→ Task data:
________

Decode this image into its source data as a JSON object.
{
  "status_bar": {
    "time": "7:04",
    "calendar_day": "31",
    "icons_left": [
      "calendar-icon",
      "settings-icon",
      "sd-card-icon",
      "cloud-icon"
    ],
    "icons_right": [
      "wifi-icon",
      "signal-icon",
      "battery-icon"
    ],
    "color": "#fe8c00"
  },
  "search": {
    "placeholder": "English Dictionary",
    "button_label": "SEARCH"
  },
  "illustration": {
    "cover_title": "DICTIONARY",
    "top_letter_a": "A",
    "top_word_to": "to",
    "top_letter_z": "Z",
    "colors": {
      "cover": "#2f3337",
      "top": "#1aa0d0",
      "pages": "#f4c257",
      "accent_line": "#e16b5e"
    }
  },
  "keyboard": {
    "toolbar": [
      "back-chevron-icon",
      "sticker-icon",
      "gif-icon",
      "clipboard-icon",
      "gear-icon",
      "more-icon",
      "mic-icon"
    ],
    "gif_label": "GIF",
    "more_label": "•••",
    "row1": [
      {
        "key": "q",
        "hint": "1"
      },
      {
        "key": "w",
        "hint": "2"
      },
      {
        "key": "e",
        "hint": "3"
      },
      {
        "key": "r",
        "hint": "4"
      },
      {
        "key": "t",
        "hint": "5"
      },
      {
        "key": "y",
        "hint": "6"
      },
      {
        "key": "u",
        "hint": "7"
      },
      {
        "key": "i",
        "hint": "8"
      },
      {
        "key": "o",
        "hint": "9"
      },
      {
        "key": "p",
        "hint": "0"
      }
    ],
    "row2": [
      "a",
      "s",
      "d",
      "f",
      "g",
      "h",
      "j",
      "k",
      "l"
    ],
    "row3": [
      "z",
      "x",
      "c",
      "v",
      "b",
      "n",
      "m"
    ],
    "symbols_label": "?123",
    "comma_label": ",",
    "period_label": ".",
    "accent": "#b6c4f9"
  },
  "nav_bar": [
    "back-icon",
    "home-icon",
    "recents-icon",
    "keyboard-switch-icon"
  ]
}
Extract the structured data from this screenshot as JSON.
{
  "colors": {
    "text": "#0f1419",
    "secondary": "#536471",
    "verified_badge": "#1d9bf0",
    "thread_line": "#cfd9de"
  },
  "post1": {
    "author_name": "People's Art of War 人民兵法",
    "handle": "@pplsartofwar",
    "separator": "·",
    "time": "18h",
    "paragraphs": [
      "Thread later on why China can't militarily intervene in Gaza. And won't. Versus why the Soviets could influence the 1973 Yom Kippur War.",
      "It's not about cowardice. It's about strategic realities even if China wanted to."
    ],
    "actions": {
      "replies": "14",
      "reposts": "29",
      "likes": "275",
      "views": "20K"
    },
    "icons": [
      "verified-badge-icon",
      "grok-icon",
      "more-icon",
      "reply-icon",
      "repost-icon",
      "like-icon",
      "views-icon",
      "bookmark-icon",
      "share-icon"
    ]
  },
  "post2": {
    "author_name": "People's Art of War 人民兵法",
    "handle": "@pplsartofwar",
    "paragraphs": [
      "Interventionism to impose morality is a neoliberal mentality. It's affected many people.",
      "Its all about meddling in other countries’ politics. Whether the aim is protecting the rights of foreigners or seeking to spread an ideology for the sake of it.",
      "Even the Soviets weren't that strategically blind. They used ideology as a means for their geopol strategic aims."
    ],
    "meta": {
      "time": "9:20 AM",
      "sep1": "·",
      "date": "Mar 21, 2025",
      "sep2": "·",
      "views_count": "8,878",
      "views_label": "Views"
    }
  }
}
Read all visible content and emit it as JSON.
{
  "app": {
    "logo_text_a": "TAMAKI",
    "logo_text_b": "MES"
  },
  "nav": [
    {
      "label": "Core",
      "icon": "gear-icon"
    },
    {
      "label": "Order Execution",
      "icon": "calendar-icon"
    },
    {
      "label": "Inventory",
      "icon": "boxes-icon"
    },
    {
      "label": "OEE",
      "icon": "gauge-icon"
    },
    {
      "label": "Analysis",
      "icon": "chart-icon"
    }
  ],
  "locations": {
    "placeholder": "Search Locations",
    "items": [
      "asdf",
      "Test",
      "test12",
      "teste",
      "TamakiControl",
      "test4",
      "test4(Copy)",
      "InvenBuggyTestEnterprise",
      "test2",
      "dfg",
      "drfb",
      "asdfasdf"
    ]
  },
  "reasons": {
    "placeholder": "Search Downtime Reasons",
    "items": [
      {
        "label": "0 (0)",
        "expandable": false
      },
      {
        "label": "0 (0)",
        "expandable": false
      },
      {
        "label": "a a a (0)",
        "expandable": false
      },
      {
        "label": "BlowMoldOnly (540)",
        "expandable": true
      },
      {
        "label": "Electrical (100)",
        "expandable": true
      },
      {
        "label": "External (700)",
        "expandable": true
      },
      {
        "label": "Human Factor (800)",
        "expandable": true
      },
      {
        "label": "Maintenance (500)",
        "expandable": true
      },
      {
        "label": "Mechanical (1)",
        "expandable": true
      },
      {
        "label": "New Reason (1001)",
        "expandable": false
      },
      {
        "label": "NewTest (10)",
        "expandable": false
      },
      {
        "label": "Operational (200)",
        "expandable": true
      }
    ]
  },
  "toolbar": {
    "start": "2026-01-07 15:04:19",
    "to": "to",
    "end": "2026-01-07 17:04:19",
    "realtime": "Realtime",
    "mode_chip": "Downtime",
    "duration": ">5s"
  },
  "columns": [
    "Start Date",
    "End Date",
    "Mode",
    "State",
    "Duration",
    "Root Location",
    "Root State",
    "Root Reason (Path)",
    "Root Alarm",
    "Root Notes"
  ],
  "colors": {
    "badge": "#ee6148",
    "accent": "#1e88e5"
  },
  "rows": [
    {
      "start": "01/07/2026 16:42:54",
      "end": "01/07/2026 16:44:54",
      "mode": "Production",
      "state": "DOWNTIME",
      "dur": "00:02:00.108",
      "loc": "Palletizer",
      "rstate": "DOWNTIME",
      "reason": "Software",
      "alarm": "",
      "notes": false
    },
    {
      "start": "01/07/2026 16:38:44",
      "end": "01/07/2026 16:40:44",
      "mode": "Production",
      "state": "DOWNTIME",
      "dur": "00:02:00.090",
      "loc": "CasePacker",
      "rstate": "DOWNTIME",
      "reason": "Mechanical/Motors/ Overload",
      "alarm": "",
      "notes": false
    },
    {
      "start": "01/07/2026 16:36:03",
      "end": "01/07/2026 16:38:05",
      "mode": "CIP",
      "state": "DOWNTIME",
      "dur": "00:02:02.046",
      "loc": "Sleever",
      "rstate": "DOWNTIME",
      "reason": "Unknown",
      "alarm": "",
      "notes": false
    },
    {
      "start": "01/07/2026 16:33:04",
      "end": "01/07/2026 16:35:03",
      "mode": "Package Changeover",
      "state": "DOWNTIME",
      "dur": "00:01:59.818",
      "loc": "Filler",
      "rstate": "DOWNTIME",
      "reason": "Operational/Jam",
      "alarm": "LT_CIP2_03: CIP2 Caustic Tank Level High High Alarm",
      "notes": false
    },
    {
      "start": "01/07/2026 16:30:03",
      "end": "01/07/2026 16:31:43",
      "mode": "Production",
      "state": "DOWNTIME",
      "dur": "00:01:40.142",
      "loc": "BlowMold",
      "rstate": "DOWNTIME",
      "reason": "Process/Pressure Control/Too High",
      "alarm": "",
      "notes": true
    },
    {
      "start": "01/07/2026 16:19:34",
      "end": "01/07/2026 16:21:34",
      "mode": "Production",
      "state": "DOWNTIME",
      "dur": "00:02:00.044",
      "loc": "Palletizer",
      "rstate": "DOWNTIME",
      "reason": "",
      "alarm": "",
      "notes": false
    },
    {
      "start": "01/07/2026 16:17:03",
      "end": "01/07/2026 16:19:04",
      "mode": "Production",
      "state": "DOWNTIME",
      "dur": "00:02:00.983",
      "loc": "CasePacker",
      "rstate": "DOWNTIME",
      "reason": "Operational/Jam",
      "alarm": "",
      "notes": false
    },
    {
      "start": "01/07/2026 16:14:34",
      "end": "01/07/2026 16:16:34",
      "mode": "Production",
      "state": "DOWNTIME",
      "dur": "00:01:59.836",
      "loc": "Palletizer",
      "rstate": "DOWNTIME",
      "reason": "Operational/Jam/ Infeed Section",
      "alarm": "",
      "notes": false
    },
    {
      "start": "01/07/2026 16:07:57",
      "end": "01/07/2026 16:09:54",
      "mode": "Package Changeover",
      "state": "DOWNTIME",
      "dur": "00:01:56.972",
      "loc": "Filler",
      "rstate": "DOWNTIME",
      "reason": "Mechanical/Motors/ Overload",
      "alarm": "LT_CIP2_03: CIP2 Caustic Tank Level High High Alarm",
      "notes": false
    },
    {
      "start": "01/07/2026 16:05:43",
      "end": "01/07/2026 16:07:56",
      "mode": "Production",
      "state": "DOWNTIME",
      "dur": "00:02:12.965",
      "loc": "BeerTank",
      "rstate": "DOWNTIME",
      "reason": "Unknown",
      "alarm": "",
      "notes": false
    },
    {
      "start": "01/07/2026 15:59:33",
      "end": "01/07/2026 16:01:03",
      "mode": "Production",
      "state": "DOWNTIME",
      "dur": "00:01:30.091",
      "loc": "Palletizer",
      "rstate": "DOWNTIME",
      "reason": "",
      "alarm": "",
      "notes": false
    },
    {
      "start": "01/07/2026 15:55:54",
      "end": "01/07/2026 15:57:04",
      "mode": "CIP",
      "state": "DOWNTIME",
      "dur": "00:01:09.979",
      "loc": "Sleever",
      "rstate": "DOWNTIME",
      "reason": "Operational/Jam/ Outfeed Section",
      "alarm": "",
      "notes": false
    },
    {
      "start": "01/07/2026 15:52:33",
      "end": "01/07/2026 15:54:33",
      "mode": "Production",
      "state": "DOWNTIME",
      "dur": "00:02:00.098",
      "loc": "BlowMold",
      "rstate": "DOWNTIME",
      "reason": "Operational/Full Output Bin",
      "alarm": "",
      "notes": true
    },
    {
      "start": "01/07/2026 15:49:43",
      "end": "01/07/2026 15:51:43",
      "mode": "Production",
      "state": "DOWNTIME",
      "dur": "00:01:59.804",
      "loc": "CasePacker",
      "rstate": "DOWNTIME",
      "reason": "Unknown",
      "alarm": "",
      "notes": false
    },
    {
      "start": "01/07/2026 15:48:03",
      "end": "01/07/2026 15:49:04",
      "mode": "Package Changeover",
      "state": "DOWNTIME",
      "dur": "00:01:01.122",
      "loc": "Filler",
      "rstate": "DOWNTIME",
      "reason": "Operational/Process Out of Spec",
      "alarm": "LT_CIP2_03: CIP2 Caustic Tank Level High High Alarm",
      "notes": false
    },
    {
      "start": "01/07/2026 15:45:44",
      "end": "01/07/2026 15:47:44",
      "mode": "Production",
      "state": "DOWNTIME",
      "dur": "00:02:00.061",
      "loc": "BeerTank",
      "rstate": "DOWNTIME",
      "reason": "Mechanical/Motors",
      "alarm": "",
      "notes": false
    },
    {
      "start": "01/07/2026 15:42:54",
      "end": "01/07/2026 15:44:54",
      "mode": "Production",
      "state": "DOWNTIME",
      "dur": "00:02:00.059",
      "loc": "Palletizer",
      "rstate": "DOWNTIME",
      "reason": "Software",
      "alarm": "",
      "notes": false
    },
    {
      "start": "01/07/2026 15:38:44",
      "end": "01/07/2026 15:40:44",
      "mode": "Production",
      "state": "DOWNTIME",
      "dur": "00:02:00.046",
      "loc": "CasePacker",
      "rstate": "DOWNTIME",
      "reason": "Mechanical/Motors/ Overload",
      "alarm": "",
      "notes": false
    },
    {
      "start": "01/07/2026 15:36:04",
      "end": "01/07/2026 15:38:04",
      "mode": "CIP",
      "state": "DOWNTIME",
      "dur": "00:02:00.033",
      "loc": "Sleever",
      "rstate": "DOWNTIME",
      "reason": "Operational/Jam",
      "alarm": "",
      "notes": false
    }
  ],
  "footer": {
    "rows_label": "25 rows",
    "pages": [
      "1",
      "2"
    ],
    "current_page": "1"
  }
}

________

→ Task instructions: Within the listing above, find every line containing the string "JSON" and return it.

→ Exercise output:
Decode this image into its source data as a JSON object.
Extract the structured data from this screenshot as JSON.
Read all visible content and emit it as JSON.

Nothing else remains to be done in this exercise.